- [Aim]: Every line below should be copied exactly; drop the pictures.

- [Data]:
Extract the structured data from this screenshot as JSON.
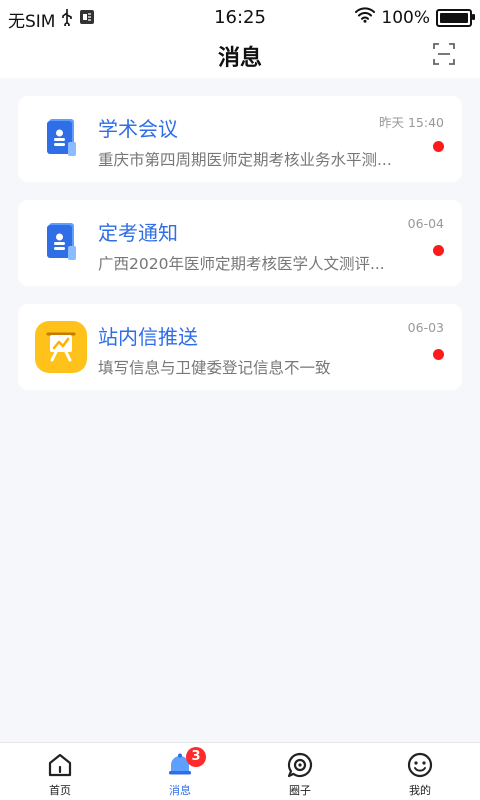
{
  "status_bar": {
    "carrier": "无SIM",
    "time": "16:25",
    "battery": "100%",
    "battery_level": 1.0
  },
  "header": {
    "title": "消息",
    "scan_icon": "scan-icon"
  },
  "messages": [
    {
      "title": "学术会议",
      "snippet": "重庆市第四周期医师定期考核业务水平测...",
      "time": "昨天 15:40",
      "unread": true,
      "icon": "document-person-icon"
    },
    {
      "title": "定考通知",
      "snippet": "广西2020年医师定期考核医学人文测评...",
      "time": "06-04",
      "unread": true,
      "icon": "document-person-icon"
    },
    {
      "title": "站内信推送",
      "snippet": "填写信息与卫健委登记信息不一致",
      "time": "06-03",
      "unread": true,
      "icon": "presentation-board-icon"
    }
  ],
  "tabbar": {
    "items": [
      {
        "label": "首页",
        "icon": "home-icon",
        "active": false
      },
      {
        "label": "消息",
        "icon": "bell-icon",
        "active": true,
        "badge": "3"
      },
      {
        "label": "圈子",
        "icon": "circle-target-icon",
        "active": false
      },
      {
        "label": "我的",
        "icon": "smiley-icon",
        "active": false
      }
    ]
  },
  "colors": {
    "accent": "#2f6ee7",
    "unread": "#ff1a1a",
    "background": "#f5f7fb"
  }
}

- [Solution]:
Extract the structured data from this screenshot as JSON.
{
  "status_bar": {
    "carrier": "无SIM",
    "time": "16:25",
    "battery": "100%",
    "battery_level": 1.0
  },
  "header": {
    "title": "消息",
    "scan_icon": "scan-icon"
  },
  "messages": [
    {
      "title": "学术会议",
      "snippet": "重庆市第四周期医师定期考核业务水平测...",
      "time": "昨天 15:40",
      "unread": true,
      "icon": "document-person-icon"
    },
    {
      "title": "定考通知",
      "snippet": "广西2020年医师定期考核医学人文测评...",
      "time": "06-04",
      "unread": true,
      "icon": "document-person-icon"
    },
    {
      "title": "站内信推送",
      "snippet": "填写信息与卫健委登记信息不一致",
      "time": "06-03",
      "unread": true,
      "icon": "presentation-board-icon"
    }
  ],
  "tabbar": {
    "items": [
      {
        "label": "首页",
        "icon": "home-icon",
        "active": false
      },
      {
        "label": "消息",
        "icon": "bell-icon",
        "active": true,
        "badge": "3"
      },
      {
        "label": "圈子",
        "icon": "circle-target-icon",
        "active": false
      },
      {
        "label": "我的",
        "icon": "smiley-icon",
        "active": false
      }
    ]
  },
  "colors": {
    "accent": "#2f6ee7",
    "unread": "#ff1a1a",
    "background": "#f5f7fb"
  }
}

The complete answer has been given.